* Tarea: Reproduce literalmente el fragmento del texto sobre Nastasia Filipovna que va de «Personaje de la» a «hermanos Karamazov (v.).», ambos incluidos.

* Texto propuesto:
* * *
Nastasia Filipovna

Personaje de la novela El idiota (v.) de Fedor Dostoievski (Fëdor Michajlovič Dostoevskij, 1821-1881). Es la figura a cuyo alrededor gira la ac­ción central de la novela y, entre otras cosas, presagia, en cuanto es el punto de intersección de las fuerzas demoníacas de la belleza con las serenas de la verdad, la figura de Gruchenka (v.) de Los hermanos Karamazov (v.).

Con razón se la ha lla­mado «la figura trágica de la literatura rusa». El lector la conoce en principio a través de la impresión que su retrato pro­duce al príncipe Myshkin (v.). Éste se da cuenta de que su rostro es el de una mu­jer capaz a la vez de grandes alegrías y de profundos sufrimientos. El contraste de dos fuerzas opuestas, la del pálido demo­nio desenfrenado y la del ángel nostálgi­co, constituye la esencia de su vida. Su belleza es el hechizo demoníaco que ejer­ce sobre los hombres; sus lágrimas y su fidelidad para con Myshkin representan el elemento positivo y sano de su vida, que, a pesar de todo, no logra predominar.
* * *
* Registros extraídos:

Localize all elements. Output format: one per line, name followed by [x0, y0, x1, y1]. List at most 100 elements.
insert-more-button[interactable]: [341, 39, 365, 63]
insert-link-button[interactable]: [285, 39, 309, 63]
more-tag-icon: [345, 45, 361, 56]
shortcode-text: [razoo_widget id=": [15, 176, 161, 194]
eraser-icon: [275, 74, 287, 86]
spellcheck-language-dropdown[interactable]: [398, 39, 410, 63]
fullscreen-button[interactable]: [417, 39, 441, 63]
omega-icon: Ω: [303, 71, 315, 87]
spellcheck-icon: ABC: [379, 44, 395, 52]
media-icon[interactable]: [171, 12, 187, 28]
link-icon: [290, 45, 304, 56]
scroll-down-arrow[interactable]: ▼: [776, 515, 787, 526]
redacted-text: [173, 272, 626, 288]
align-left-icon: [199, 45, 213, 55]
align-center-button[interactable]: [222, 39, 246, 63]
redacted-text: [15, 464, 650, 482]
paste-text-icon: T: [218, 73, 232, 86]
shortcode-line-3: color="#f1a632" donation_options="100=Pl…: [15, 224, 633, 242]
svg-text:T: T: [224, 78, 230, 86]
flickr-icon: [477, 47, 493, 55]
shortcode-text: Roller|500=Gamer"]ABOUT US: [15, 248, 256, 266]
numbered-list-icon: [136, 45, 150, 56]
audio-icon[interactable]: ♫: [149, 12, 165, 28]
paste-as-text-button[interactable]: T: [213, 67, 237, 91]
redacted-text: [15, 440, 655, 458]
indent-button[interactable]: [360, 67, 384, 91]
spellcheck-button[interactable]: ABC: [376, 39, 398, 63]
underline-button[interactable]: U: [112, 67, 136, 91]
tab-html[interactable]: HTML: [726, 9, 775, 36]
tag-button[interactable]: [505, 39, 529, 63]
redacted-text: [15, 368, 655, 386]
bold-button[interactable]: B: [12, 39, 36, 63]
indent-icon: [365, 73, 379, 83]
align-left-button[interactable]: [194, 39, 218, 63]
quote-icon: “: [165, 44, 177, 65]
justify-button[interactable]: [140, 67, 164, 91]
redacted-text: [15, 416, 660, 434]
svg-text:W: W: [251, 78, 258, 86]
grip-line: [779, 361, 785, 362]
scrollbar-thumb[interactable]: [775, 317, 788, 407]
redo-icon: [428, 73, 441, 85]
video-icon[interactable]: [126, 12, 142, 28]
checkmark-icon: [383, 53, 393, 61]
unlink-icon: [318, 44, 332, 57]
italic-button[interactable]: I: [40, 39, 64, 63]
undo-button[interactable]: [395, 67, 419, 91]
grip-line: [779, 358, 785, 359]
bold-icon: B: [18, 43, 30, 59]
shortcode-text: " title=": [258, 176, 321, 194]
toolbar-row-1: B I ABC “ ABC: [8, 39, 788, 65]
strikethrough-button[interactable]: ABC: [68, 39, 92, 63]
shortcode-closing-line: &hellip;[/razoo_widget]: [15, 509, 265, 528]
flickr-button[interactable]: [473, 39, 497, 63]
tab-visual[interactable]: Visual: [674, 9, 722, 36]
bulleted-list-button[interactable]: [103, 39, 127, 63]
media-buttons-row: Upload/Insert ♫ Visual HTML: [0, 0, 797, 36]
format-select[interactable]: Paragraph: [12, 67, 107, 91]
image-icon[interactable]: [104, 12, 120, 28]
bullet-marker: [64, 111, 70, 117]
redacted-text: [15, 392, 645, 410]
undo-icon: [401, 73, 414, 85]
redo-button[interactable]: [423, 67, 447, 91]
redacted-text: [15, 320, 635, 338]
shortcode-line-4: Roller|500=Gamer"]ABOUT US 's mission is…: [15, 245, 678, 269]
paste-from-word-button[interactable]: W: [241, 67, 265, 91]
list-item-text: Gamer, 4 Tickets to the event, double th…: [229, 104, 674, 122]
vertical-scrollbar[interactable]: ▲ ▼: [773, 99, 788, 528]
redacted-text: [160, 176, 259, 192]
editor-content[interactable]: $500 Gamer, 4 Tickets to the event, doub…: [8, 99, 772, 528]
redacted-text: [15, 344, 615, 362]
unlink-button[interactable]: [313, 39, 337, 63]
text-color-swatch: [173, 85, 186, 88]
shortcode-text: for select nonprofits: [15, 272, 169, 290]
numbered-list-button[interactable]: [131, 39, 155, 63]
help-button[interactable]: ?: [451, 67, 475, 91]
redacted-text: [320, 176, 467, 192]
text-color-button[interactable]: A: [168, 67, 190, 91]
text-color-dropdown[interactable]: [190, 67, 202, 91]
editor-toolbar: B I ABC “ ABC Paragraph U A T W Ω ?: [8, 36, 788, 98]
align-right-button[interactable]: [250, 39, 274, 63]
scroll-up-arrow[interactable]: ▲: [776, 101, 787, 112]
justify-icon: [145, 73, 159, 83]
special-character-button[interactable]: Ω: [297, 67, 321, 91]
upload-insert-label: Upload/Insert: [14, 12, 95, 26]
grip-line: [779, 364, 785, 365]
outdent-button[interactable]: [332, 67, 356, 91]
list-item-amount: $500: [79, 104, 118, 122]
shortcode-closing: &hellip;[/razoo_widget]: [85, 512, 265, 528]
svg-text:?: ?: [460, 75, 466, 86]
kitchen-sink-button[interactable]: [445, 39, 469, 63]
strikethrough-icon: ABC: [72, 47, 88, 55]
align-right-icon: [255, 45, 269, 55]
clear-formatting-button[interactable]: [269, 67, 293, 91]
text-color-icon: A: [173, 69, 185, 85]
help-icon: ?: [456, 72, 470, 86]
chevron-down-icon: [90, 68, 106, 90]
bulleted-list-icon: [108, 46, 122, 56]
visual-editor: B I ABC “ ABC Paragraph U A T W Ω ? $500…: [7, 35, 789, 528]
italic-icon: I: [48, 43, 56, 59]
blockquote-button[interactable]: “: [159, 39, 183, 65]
* * *
* Solución:
Personaje de la novela El idiota (v.) de Fedor Dostoievski (Fëdor Michajlovič Dostoevskij, 1821-1881). Es la figura a cuyo alrededor gira la ac­ción central de la novela y, entre otras cosas, presagia, en cuanto es el punto de intersección de las fuerzas demoníacas de la belleza con las serenas de la verdad, la figura de Gruchenka (v.) de Los hermanos Karamazov (v.).